* Begin *
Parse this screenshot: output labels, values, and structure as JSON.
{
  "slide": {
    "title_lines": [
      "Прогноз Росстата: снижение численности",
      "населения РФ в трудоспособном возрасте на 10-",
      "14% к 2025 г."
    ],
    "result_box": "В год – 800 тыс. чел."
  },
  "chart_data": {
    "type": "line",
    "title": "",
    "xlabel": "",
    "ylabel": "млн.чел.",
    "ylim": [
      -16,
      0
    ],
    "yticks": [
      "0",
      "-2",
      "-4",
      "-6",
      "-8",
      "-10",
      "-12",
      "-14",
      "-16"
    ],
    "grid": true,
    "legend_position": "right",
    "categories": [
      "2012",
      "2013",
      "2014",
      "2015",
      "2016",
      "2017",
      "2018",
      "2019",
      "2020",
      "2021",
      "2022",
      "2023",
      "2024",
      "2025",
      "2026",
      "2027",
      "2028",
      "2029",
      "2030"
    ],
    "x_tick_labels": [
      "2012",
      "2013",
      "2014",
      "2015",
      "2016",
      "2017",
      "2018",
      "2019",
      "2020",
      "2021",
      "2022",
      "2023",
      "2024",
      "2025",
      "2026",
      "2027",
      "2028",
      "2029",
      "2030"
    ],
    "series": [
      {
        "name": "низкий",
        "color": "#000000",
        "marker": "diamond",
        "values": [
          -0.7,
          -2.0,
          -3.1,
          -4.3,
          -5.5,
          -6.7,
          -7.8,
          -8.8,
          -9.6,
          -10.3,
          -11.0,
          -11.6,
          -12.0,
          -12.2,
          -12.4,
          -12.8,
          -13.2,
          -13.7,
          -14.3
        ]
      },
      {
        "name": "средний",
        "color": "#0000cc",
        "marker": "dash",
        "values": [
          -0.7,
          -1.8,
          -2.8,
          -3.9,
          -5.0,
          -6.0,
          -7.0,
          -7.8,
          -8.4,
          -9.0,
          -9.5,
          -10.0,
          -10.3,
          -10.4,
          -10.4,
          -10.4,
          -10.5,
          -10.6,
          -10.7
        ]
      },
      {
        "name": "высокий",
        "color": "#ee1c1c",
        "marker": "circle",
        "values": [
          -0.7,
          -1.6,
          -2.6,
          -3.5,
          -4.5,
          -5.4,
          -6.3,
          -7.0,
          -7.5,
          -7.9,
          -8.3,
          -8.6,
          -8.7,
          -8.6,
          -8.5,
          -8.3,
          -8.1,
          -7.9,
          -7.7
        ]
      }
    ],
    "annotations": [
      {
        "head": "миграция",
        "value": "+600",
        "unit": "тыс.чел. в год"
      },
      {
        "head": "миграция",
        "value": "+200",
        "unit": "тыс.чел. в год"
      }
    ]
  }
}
* End *
• _Aim of the task_
Copy out the material above in its entirety. Every detail must match.

• _The completed task_
Parse this screenshot: output labels, values, and structure as JSON.
{
  "slide": {
    "title_lines": [
      "Прогноз Росстата: снижение численности",
      "населения РФ в трудоспособном возрасте на 10-",
      "14% к 2025 г."
    ],
    "result_box": "В год – 800 тыс. чел."
  },
  "chart_data": {
    "type": "line",
    "title": "",
    "xlabel": "",
    "ylabel": "млн.чел.",
    "ylim": [
      -16,
      0
    ],
    "yticks": [
      "0",
      "-2",
      "-4",
      "-6",
      "-8",
      "-10",
      "-12",
      "-14",
      "-16"
    ],
    "grid": true,
    "legend_position": "right",
    "categories": [
      "2012",
      "2013",
      "2014",
      "2015",
      "2016",
      "2017",
      "2018",
      "2019",
      "2020",
      "2021",
      "2022",
      "2023",
      "2024",
      "2025",
      "2026",
      "2027",
      "2028",
      "2029",
      "2030"
    ],
    "x_tick_labels": [
      "2012",
      "2013",
      "2014",
      "2015",
      "2016",
      "2017",
      "2018",
      "2019",
      "2020",
      "2021",
      "2022",
      "2023",
      "2024",
      "2025",
      "2026",
      "2027",
      "2028",
      "2029",
      "2030"
    ],
    "series": [
      {
        "name": "низкий",
        "color": "#000000",
        "marker": "diamond",
        "values": [
          -0.7,
          -2.0,
          -3.1,
          -4.3,
          -5.5,
          -6.7,
          -7.8,
          -8.8,
          -9.6,
          -10.3,
          -11.0,
          -11.6,
          -12.0,
          -12.2,
          -12.4,
          -12.8,
          -13.2,
          -13.7,
          -14.3
        ]
      },
      {
        "name": "средний",
        "color": "#0000cc",
        "marker": "dash",
        "values": [
          -0.7,
          -1.8,
          -2.8,
          -3.9,
          -5.0,
          -6.0,
          -7.0,
          -7.8,
          -8.4,
          -9.0,
          -9.5,
          -10.0,
          -10.3,
          -10.4,
          -10.4,
          -10.4,
          -10.5,
          -10.6,
          -10.7
        ]
      },
      {
        "name": "высокий",
        "color": "#ee1c1c",
        "marker": "circle",
        "values": [
          -0.7,
          -1.6,
          -2.6,
          -3.5,
          -4.5,
          -5.4,
          -6.3,
          -7.0,
          -7.5,
          -7.9,
          -8.3,
          -8.6,
          -8.7,
          -8.6,
          -8.5,
          -8.3,
          -8.1,
          -7.9,
          -7.7
        ]
      }
    ],
    "annotations": [
      {
        "head": "миграция",
        "value": "+600",
        "unit": "тыс.чел. в год"
      },
      {
        "head": "миграция",
        "value": "+200",
        "unit": "тыс.чел. в год"
      }
    ]
  }
}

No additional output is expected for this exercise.